*Requirement:*
Quote every line as written. Omit pictures.

*Recorded data:*
-.-.-
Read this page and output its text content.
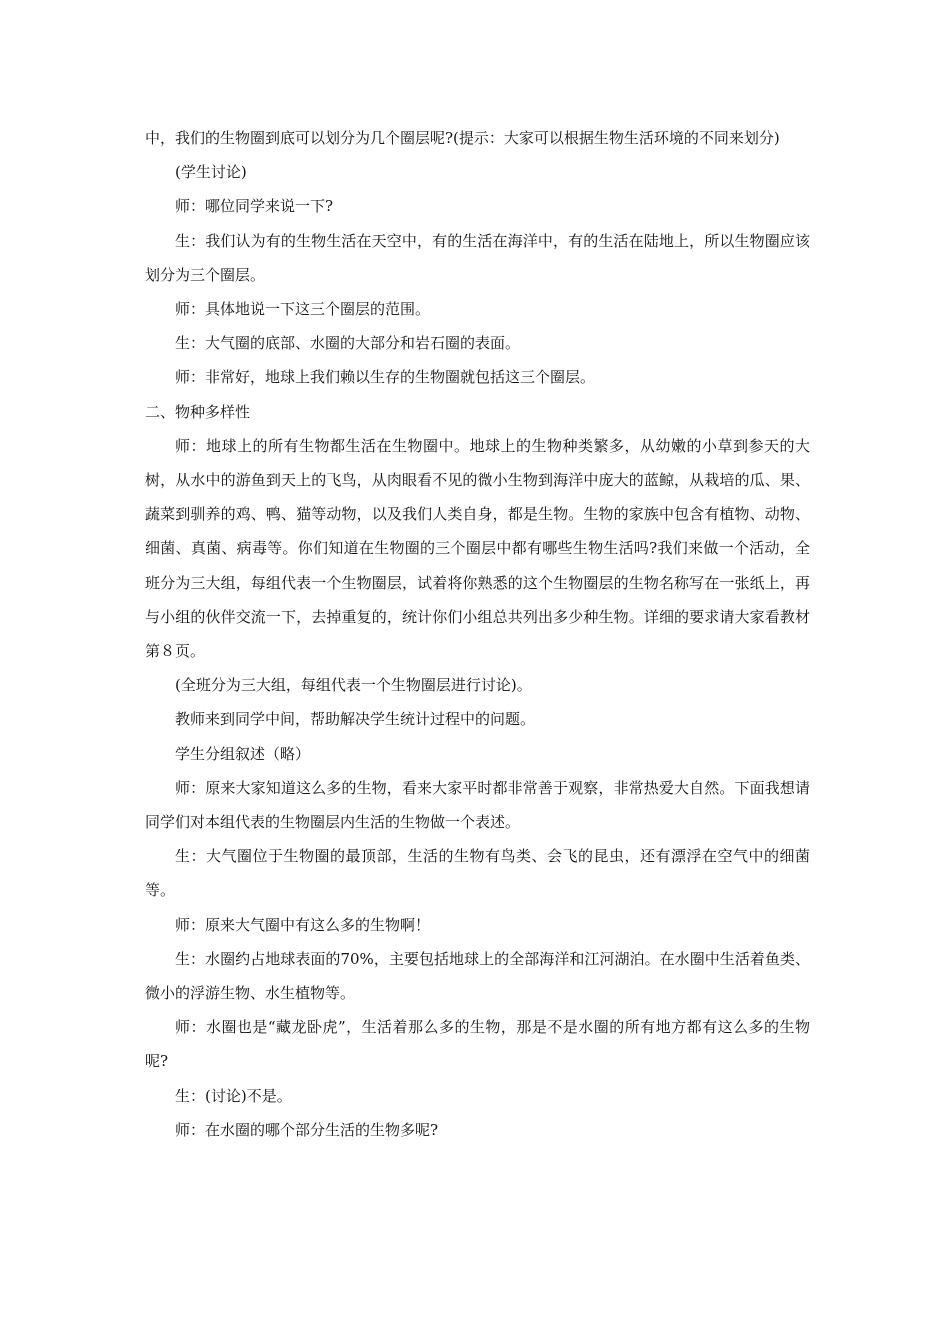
中，我们的生物圈到底可以划分为几个圈层呢?(提示：大家可以根据生物生活环境的不同来划分)

(学生讨论)

师：哪位同学来说一下?

生：我们认为有的生物生活在天空中，有的生活在海洋中，有的生活在陆地上，所以生物圈应该划分为三个圈层。

师：具体地说一下这三个圈层的范围。

生：大气圈的底部、水圈的大部分和岩石圈的表面。

师：非常好，地球上我们赖以生存的生物圈就包括这三个圈层。

二、物种多样性

师：地球上的所有生物都生活在生物圈中。地球上的生物种类繁多，从幼嫩的小草到参天的大树，从水中的游鱼到天上的飞鸟，从肉眼看不见的微小生物到海洋中庞大的蓝鲸，从栽培的瓜、果、蔬菜到驯养的鸡、鸭、猫等动物，以及我们人类自身，都是生物。生物的家族中包含有植物、动物、细菌、真菌、病毒等。你们知道在生物圈的三个圈层中都有哪些生物生活吗?我们来做一个活动，全班分为三大组，每组代表一个生物圈层，试着将你熟悉的这个生物圈层的生物名称写在一张纸上，再与小组的伙伴交流一下，去掉重复的，统计你们小组总共列出多少种生物。详细的要求请大家看教材第８页。

(全班分为三大组，每组代表一个生物圈层进行讨论)。

教师来到同学中间，帮助解决学生统计过程中的问题。

学生分组叙述（略）

师：原来大家知道这么多的生物，看来大家平时都非常善于观察，非常热爱大自然。下面我想请同学们对本组代表的生物圈层内生活的生物做一个表述。

生：大气圈位于生物圈的最顶部，生活的生物有鸟类、会飞的昆虫，还有漂浮在空气中的细菌等。

师：原来大气圈中有这么多的生物啊！

生：水圈约占地球表面的70%，主要包括地球上的全部海洋和江河湖泊。在水圈中生活着鱼类、微小的浮游生物、水生植物等。

师：水圈也是“藏龙卧虎”，生活着那么多的生物，那是不是水圈的所有地方都有这么多的生物呢?

生：(讨论)不是。

师：在水圈的哪个部分生活的生物多呢?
-.-.-
*Output of the task:*
Read this page and output its text content.
中，我们的生物圈到底可以划分为几个圈层呢?(提示：大家可以根据生物生活环境的不同来划分)

(学生讨论)

师：哪位同学来说一下?

生：我们认为有的生物生活在天空中，有的生活在海洋中，有的生活在陆地上，所以生物圈应该划分为三个圈层。

师：具体地说一下这三个圈层的范围。

生：大气圈的底部、水圈的大部分和岩石圈的表面。

师：非常好，地球上我们赖以生存的生物圈就包括这三个圈层。

二、物种多样性

师：地球上的所有生物都生活在生物圈中。地球上的生物种类繁多，从幼嫩的小草到参天的大树，从水中的游鱼到天上的飞鸟，从肉眼看不见的微小生物到海洋中庞大的蓝鲸，从栽培的瓜、果、蔬菜到驯养的鸡、鸭、猫等动物，以及我们人类自身，都是生物。生物的家族中包含有植物、动物、细菌、真菌、病毒等。你们知道在生物圈的三个圈层中都有哪些生物生活吗?我们来做一个活动，全班分为三大组，每组代表一个生物圈层，试着将你熟悉的这个生物圈层的生物名称写在一张纸上，再与小组的伙伴交流一下，去掉重复的，统计你们小组总共列出多少种生物。详细的要求请大家看教材第８页。

(全班分为三大组，每组代表一个生物圈层进行讨论)。

教师来到同学中间，帮助解决学生统计过程中的问题。

学生分组叙述（略）

师：原来大家知道这么多的生物，看来大家平时都非常善于观察，非常热爱大自然。下面我想请同学们对本组代表的生物圈层内生活的生物做一个表述。

生：大气圈位于生物圈的最顶部，生活的生物有鸟类、会飞的昆虫，还有漂浮在空气中的细菌等。

师：原来大气圈中有这么多的生物啊！

生：水圈约占地球表面的70%，主要包括地球上的全部海洋和江河湖泊。在水圈中生活着鱼类、微小的浮游生物、水生植物等。

师：水圈也是“藏龙卧虎”，生活着那么多的生物，那是不是水圈的所有地方都有这么多的生物呢?

生：(讨论)不是。

师：在水圈的哪个部分生活的生物多呢?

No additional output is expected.